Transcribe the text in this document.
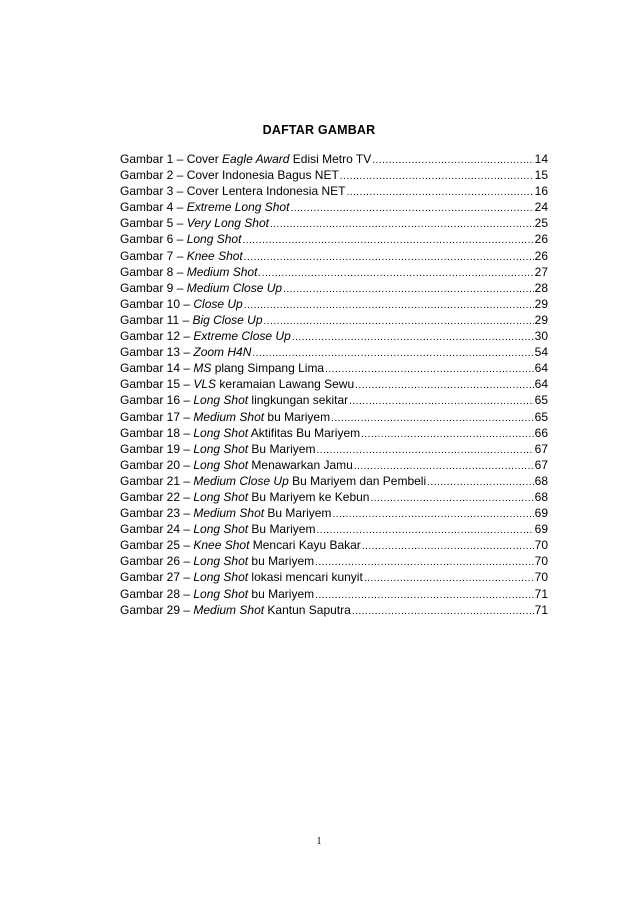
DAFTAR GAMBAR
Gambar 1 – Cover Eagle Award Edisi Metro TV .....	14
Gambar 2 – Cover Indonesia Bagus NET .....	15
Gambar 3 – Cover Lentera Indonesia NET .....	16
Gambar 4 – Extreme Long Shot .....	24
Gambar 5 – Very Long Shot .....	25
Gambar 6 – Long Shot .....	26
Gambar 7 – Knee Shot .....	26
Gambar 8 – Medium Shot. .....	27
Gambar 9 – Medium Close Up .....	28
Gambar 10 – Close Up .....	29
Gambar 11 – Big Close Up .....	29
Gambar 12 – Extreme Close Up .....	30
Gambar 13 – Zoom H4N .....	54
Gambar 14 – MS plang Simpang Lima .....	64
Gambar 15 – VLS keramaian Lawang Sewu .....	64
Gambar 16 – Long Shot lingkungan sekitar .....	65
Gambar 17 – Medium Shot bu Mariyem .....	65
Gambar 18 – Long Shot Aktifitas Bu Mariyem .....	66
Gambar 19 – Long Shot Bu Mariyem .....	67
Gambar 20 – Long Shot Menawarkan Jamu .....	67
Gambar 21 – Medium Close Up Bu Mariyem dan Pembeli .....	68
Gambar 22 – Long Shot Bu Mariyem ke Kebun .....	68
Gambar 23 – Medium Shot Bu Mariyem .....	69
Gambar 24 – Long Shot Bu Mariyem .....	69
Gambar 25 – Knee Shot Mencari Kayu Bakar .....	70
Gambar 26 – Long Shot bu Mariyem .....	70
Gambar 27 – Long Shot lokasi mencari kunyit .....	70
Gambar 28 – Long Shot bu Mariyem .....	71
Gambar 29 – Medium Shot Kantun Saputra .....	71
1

==

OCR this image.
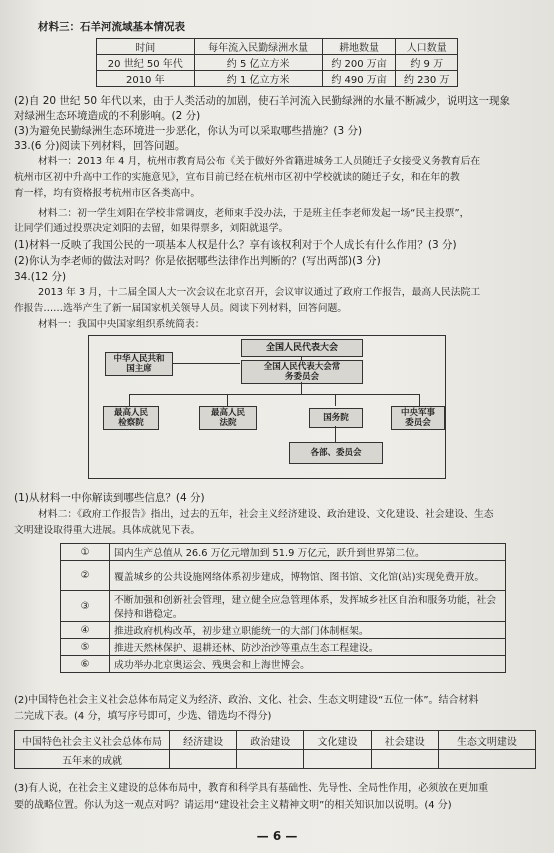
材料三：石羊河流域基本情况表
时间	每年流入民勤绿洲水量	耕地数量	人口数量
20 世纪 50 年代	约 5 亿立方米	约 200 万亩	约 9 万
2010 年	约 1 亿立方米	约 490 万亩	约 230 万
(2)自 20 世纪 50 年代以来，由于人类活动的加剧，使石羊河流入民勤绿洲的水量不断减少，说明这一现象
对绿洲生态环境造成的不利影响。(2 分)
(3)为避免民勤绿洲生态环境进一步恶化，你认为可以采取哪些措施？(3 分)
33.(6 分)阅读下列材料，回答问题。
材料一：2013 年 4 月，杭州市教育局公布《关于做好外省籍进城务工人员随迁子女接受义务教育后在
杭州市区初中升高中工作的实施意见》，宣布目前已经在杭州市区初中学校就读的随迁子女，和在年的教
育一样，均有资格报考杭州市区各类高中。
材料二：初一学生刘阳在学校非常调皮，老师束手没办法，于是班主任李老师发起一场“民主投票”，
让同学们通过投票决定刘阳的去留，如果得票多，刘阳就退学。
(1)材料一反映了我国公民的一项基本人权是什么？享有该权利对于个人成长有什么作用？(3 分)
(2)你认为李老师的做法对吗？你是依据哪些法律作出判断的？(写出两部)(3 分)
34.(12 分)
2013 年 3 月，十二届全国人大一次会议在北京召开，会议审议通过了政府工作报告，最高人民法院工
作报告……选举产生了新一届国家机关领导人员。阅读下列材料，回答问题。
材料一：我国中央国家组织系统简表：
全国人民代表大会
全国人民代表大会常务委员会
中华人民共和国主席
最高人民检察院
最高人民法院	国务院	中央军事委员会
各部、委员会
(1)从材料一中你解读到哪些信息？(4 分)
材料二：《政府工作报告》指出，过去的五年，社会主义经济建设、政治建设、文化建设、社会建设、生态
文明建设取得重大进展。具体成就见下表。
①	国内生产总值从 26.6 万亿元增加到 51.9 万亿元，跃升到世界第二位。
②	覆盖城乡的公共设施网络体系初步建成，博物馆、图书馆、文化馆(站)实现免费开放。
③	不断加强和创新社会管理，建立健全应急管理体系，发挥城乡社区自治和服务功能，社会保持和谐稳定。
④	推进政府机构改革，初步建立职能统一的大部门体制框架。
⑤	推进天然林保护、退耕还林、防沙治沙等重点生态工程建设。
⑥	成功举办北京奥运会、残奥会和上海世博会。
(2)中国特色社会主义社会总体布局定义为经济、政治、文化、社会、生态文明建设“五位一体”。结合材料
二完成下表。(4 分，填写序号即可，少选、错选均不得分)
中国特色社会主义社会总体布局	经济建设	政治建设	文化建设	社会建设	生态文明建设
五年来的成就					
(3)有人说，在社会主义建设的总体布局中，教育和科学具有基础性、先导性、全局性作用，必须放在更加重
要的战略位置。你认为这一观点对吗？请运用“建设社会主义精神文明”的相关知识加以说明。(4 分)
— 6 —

* _Directive_:
Pick out every line holding the string "Cover" and return it.

* _Task response_:
Gambar 1 – Cover Eagle Award Edisi Metro TV .....	14
Gambar 2 – Cover Indonesia Bagus NET .....	15
Gambar 3 – Cover Lentera Indonesia NET .....	16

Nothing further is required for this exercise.